WORK INSTRUCTIONS: Extract every line below that contains the word "screenshot".
****************
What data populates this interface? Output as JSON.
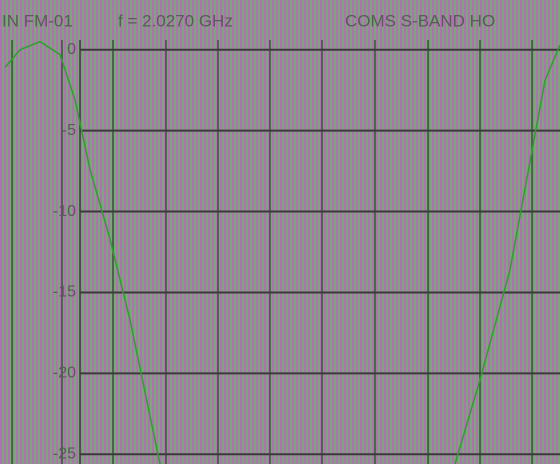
{
  "chart_data": {
    "type": "line",
    "title_parts": [
      "IN FM-01",
      "f = 2.0270 GHz",
      "COMS S-BAND HO"
    ],
    "xlim": [
      0,
      560
    ],
    "xticks": [
      12,
      62,
      113,
      166,
      218,
      270,
      322,
      375,
      428,
      480,
      532
    ],
    "ylim": [
      -25.6,
      0.6
    ],
    "yticks": [
      0,
      -5,
      -10,
      -15,
      -20,
      -25
    ],
    "grid": true,
    "series": [
      {
        "color": "#2f9e2f",
        "x": [
          5,
          20,
          40,
          60,
          75,
          90,
          110,
          130,
          160
        ],
        "values": [
          -1.1,
          0,
          0.5,
          -0.3,
          -3.1,
          -7.4,
          -11.7,
          -16.7,
          -25.6
        ]
      },
      {
        "color": "#2f9e2f",
        "x": [
          455,
          480,
          510,
          545,
          560
        ],
        "values": [
          -25.6,
          -20.4,
          -13.6,
          -1.9,
          0.3
        ]
      }
    ]
  }
}
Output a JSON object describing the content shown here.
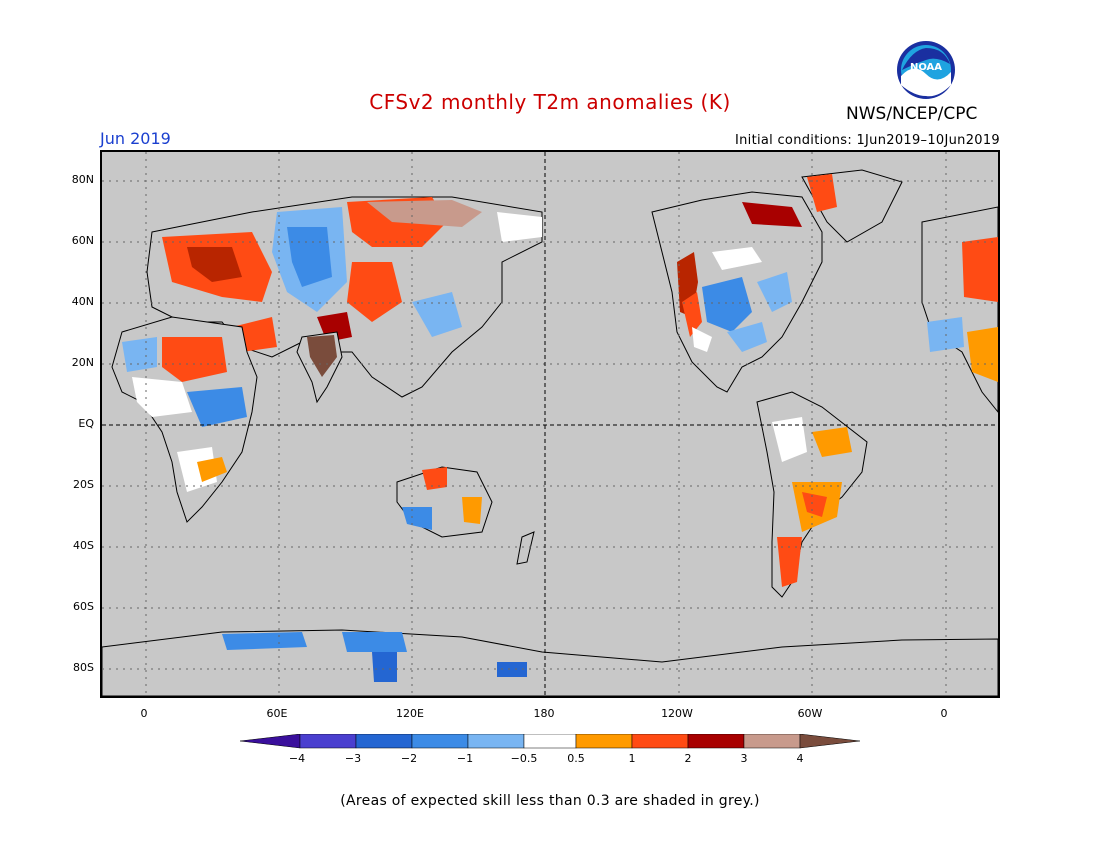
{
  "header": {
    "title": "CFSv2 monthly T2m anomalies (K)",
    "agency": "NWS/NCEP/CPC",
    "month": "Jun 2019",
    "initial_conditions": "Initial conditions: 1Jun2019–10Jun2019",
    "logo_text": "NOAA"
  },
  "colors": {
    "title": "#cc0000",
    "month": "#1a3fcf",
    "ocean_skill_grey": "#c8c8c8",
    "coast": "#000000"
  },
  "axes": {
    "lat_labels": [
      "80N",
      "60N",
      "40N",
      "20N",
      "EQ",
      "20S",
      "40S",
      "60S",
      "80S"
    ],
    "lon_labels": [
      "0",
      "60E",
      "120E",
      "180",
      "120W",
      "60W",
      "0"
    ]
  },
  "legend": {
    "colors": [
      "#3a0f9c",
      "#4a3fcf",
      "#2466d2",
      "#3c8be6",
      "#79b5f2",
      "#ffffff",
      "#ff9a00",
      "#ff4b14",
      "#a80000",
      "#c89a8c",
      "#7a4c3c"
    ],
    "labels": [
      "−4",
      "−3",
      "−2",
      "−1",
      "−0.5",
      "0.5",
      "1",
      "2",
      "3",
      "4"
    ]
  },
  "footnote": "(Areas of expected skill less than 0.3 are shaded in grey.)"
}
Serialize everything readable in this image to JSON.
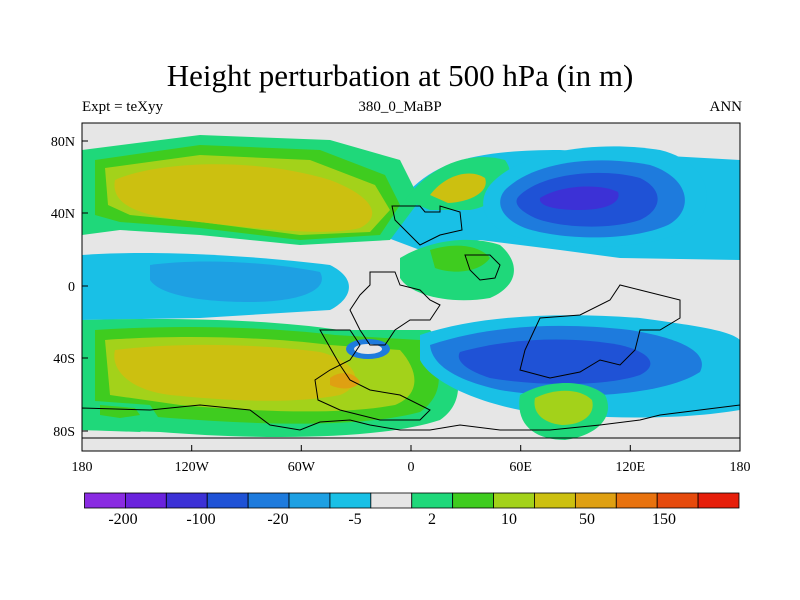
{
  "title": "Height perturbation at 500 hPa (in m)",
  "subtitle_left": "Expt = teXyy",
  "subtitle_center": "380_0_MaBP",
  "subtitle_right": "ANN",
  "x_ticks": [
    "180",
    "120W",
    "60W",
    "0",
    "60E",
    "120E",
    "180"
  ],
  "y_ticks": [
    "80N",
    "40N",
    "0",
    "40S",
    "80S"
  ],
  "colorbar": {
    "colors": [
      "#8a2be2",
      "#6a22dd",
      "#3c31d6",
      "#1f52d6",
      "#1e7bdd",
      "#1ea0e3",
      "#19c0e6",
      "#e6e6e6",
      "#1fd87a",
      "#3fcc1f",
      "#a3d21a",
      "#ccc010",
      "#dfa012",
      "#e8720e",
      "#e64a0c",
      "#e61e0a"
    ],
    "labels": [
      "-200",
      "-100",
      "-20",
      "-5",
      "2",
      "10",
      "50",
      "150"
    ]
  },
  "map_field_colors": {
    "background": "#e6e6e6",
    "green": "#1fd87a",
    "lightgreen": "#3fcc1f",
    "yellowgreen": "#a3d21a",
    "olive": "#ccc010",
    "orange": "#dfa012",
    "cyan": "#19c0e6",
    "lightblue": "#1ea0e3",
    "blue": "#1e7bdd",
    "darkblue": "#1f52d6",
    "indigo": "#3c31d6"
  }
}
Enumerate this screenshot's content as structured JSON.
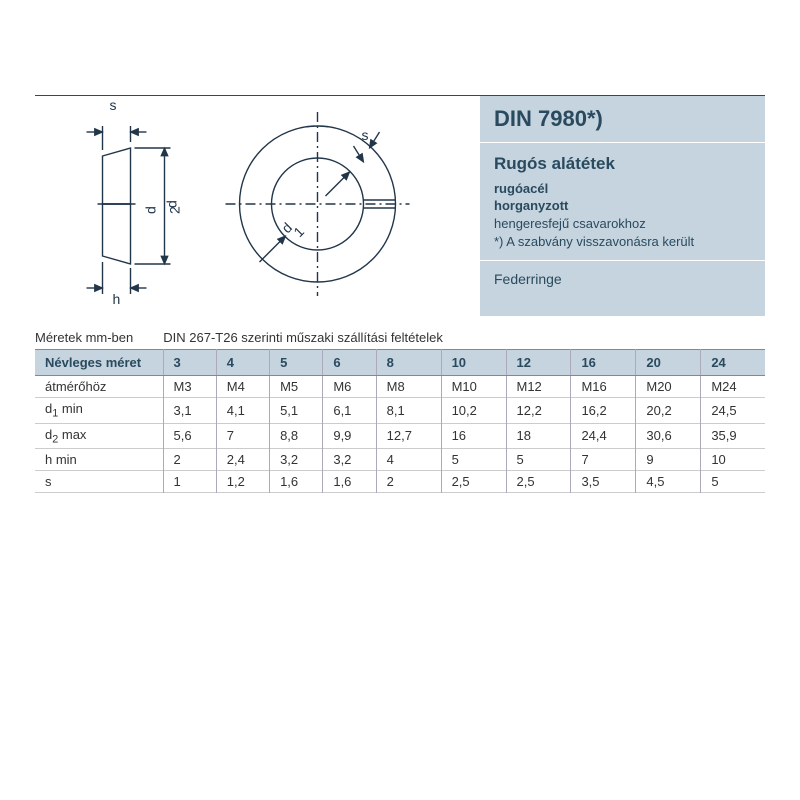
{
  "info": {
    "title": "DIN 7980*)",
    "subtitle": "Rugós alátétek",
    "material1": "rugóacél",
    "material2": "horganyzott",
    "note1": "hengeresfejű csavarokhoz",
    "note2": "*) A szabvány visszavonásra került",
    "alt_name": "Federringe"
  },
  "meta": {
    "units": "Méretek mm-ben",
    "spec_ref": "DIN 267-T26 szerinti műszaki szállítási feltételek"
  },
  "table": {
    "header_label": "Névleges méret",
    "rows": [
      {
        "label": "átmérőhöz"
      },
      {
        "label_html": "d<sub>1</sub> min"
      },
      {
        "label_html": "d<sub>2</sub> max"
      },
      {
        "label": "h min"
      },
      {
        "label": "s"
      }
    ],
    "columns": [
      "3",
      "4",
      "5",
      "6",
      "8",
      "10",
      "12",
      "16",
      "20",
      "24"
    ],
    "data": [
      [
        "M3",
        "M4",
        "M5",
        "M6",
        "M8",
        "M10",
        "M12",
        "M16",
        "M20",
        "M24"
      ],
      [
        "3,1",
        "4,1",
        "5,1",
        "6,1",
        "8,1",
        "10,2",
        "12,2",
        "16,2",
        "20,2",
        "24,5"
      ],
      [
        "5,6",
        "7",
        "8,8",
        "9,9",
        "12,7",
        "16",
        "18",
        "24,4",
        "30,6",
        "35,9"
      ],
      [
        "2",
        "2,4",
        "3,2",
        "3,2",
        "4",
        "5",
        "5",
        "7",
        "9",
        "10"
      ],
      [
        "1",
        "1,2",
        "1,6",
        "1,6",
        "2",
        "2,5",
        "2,5",
        "3,5",
        "4,5",
        "5"
      ]
    ]
  },
  "diagram": {
    "labels": {
      "s": "s",
      "h": "h",
      "d1": "d",
      "d1_sub": "1",
      "d2": "d",
      "d2_sub": "2"
    },
    "stroke": "#22364a",
    "stroke_width": 1.4
  },
  "colors": {
    "panel_bg": "#c5d4de",
    "panel_text": "#2a4a5f",
    "rule": "#888888"
  }
}
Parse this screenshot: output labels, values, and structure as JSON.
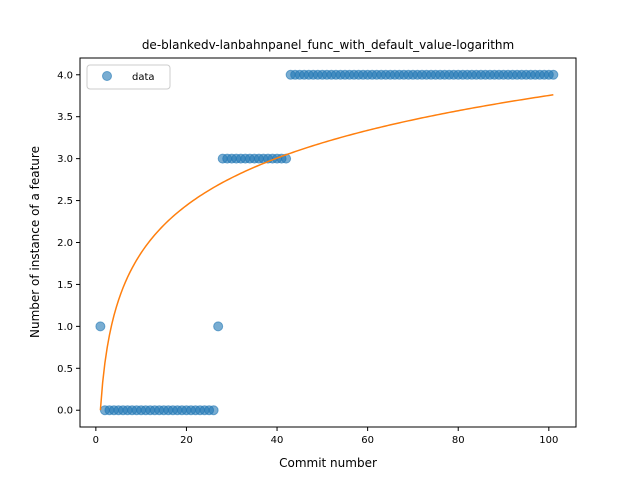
{
  "chart_data": {
    "type": "scatter",
    "title": "de-blankedv-lanbahnpanel_func_with_default_value-logarithm",
    "xlabel": "Commit number",
    "ylabel": "Number of instance of a feature",
    "xlim": [
      -3.5,
      106
    ],
    "ylim": [
      -0.2,
      4.2
    ],
    "xticks": [
      0,
      20,
      40,
      60,
      80,
      100
    ],
    "yticks": [
      0.0,
      0.5,
      1.0,
      1.5,
      2.0,
      2.5,
      3.0,
      3.5,
      4.0
    ],
    "xtick_labels": [
      "0",
      "20",
      "40",
      "60",
      "80",
      "100"
    ],
    "ytick_labels": [
      "0.0",
      "0.5",
      "1.0",
      "1.5",
      "2.0",
      "2.5",
      "3.0",
      "3.5",
      "4.0"
    ],
    "grid": false,
    "legend_position": "top-left",
    "series": [
      {
        "name": "data",
        "kind": "scatter",
        "color": "#1f77b4",
        "x": [
          1,
          2,
          3,
          4,
          5,
          6,
          7,
          8,
          9,
          10,
          11,
          12,
          13,
          14,
          15,
          16,
          17,
          18,
          19,
          20,
          21,
          22,
          23,
          24,
          25,
          26,
          27,
          28,
          29,
          30,
          31,
          32,
          33,
          34,
          35,
          36,
          37,
          38,
          39,
          40,
          41,
          42,
          43,
          44,
          45,
          46,
          47,
          48,
          49,
          50,
          51,
          52,
          53,
          54,
          55,
          56,
          57,
          58,
          59,
          60,
          61,
          62,
          63,
          64,
          65,
          66,
          67,
          68,
          69,
          70,
          71,
          72,
          73,
          74,
          75,
          76,
          77,
          78,
          79,
          80,
          81,
          82,
          83,
          84,
          85,
          86,
          87,
          88,
          89,
          90,
          91,
          92,
          93,
          94,
          95,
          96,
          97,
          98,
          99,
          100,
          101
        ],
        "y": [
          1,
          0,
          0,
          0,
          0,
          0,
          0,
          0,
          0,
          0,
          0,
          0,
          0,
          0,
          0,
          0,
          0,
          0,
          0,
          0,
          0,
          0,
          0,
          0,
          0,
          0,
          1,
          3,
          3,
          3,
          3,
          3,
          3,
          3,
          3,
          3,
          3,
          3,
          3,
          3,
          3,
          3,
          4,
          4,
          4,
          4,
          4,
          4,
          4,
          4,
          4,
          4,
          4,
          4,
          4,
          4,
          4,
          4,
          4,
          4,
          4,
          4,
          4,
          4,
          4,
          4,
          4,
          4,
          4,
          4,
          4,
          4,
          4,
          4,
          4,
          4,
          4,
          4,
          4,
          4,
          4,
          4,
          4,
          4,
          4,
          4,
          4,
          4,
          4,
          4,
          4,
          4,
          4,
          4,
          4,
          4,
          4,
          4,
          4,
          4,
          4
        ]
      },
      {
        "kind": "line",
        "color": "#ff7f0e",
        "fit": "logarithmic",
        "a": 0.815,
        "x_range": [
          1,
          101
        ]
      }
    ]
  }
}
****************
CORRECT RESPONSE:
Enumerate this screenshot's content as structured JSON.
Parse this screenshot: output labels, values, and structure as JSON.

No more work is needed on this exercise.